━━━ 出典本文

宮地:事務所の代表・青木しんさんから依頼があったんです。元々すごく好きなバンドだったし、過去のTHE YELLOW MONKEYのドキュメンタリーが本当に素晴らしくて。日本でミュージシャンをあれだけ赤裸々に掘り下げたドキュメンタリーはそんなにないので、お話をいただいた時は、「僕に何ができるんだろう?」とは思いました。

写真左:エリザベス宮地(えりざべすみやじ)
1985年高知県生まれ。東京を拠点に活動。ドキュメンタリー手法を軸に、藤井⾵、back number、吉井和哉、anoなど様々なアーティストのドキュメンタリー映像やMusicVideoを監督。2020 年に監督した優⾥「ドライフラワー」MV は現在までに2億回再⽣を越える。また、2025年に監督したback number「ブルーアンバー」MVは、実在するドラァグクイーンを主役としたドキュメンタリーとフィクションが入り混じった内容が話題となる。ドキュメンタリー作品としては、俳優・東出昌⼤の狩猟⽣活に1年間密着したドキュメン タリー映画『WILL』を2024年に劇場公開。2⽇間で14万⼈を動員した藤井⾵の⽇産スタジアムライブに密着したドキュメント作品「Feelin’ Good (Documentary)」、SUPER EIGHT の安⽥章⼤がアイヌ⽂化を取材するテレビ番組「Wonder Culture Trip―FACT―」などを2024年に公開。また実在する独身プログラマーを主人公に起用し、現代の東京の独身生活をリアルに描いた短編映画『献呈』が2025年のモスクワ国際映画祭 短編コンペティション部門に日本人としてはじめてノミネートされた。

━━━━━━

◆ 実施する課題
上の出典本文によると、エリザベス宮地は何年にどこで生まれましたか?

━━━ 保存データ

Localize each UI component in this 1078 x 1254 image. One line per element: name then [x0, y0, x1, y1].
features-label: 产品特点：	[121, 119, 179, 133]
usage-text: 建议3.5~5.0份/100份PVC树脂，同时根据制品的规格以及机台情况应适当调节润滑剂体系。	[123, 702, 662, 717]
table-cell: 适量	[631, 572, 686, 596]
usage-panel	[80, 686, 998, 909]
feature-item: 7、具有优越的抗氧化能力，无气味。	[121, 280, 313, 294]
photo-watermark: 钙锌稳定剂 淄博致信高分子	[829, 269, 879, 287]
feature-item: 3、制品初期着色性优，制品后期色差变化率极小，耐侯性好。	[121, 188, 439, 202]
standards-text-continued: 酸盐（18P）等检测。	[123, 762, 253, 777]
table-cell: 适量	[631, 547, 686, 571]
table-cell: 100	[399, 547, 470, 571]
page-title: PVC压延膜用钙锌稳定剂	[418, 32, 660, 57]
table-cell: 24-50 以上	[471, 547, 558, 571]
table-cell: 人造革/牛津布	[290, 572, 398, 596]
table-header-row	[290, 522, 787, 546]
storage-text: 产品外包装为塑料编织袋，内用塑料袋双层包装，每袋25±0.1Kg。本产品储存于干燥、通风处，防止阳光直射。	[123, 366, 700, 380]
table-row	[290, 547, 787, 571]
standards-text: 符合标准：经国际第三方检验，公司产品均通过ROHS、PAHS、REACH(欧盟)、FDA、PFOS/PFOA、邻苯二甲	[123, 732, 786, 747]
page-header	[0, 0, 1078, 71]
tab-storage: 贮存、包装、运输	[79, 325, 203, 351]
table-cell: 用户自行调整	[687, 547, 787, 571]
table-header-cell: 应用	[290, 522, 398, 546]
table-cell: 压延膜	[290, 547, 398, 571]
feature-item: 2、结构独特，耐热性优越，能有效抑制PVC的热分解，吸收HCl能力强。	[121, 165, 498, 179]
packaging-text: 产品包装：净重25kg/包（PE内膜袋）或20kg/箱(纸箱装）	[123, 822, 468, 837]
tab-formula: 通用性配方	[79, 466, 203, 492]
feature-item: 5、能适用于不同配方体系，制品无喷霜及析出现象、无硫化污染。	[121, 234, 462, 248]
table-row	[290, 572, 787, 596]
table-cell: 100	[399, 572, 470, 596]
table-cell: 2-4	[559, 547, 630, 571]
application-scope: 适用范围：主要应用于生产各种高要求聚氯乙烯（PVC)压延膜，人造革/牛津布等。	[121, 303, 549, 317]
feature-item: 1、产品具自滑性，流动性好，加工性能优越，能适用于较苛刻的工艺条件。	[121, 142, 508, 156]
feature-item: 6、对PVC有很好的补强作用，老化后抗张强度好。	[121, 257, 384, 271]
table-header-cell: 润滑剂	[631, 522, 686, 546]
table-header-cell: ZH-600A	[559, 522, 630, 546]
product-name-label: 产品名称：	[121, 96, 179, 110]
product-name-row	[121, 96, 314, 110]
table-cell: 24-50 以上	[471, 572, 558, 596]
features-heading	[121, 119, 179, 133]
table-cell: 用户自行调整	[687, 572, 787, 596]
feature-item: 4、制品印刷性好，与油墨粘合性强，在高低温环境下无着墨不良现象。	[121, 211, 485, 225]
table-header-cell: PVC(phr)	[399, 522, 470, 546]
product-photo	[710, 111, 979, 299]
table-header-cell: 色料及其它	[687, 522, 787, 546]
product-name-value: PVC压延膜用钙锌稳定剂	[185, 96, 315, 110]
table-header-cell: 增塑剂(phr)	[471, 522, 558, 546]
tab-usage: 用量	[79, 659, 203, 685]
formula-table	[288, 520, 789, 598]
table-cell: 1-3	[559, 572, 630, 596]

━━━━━━

◆ この問題の解答
1985年、高知県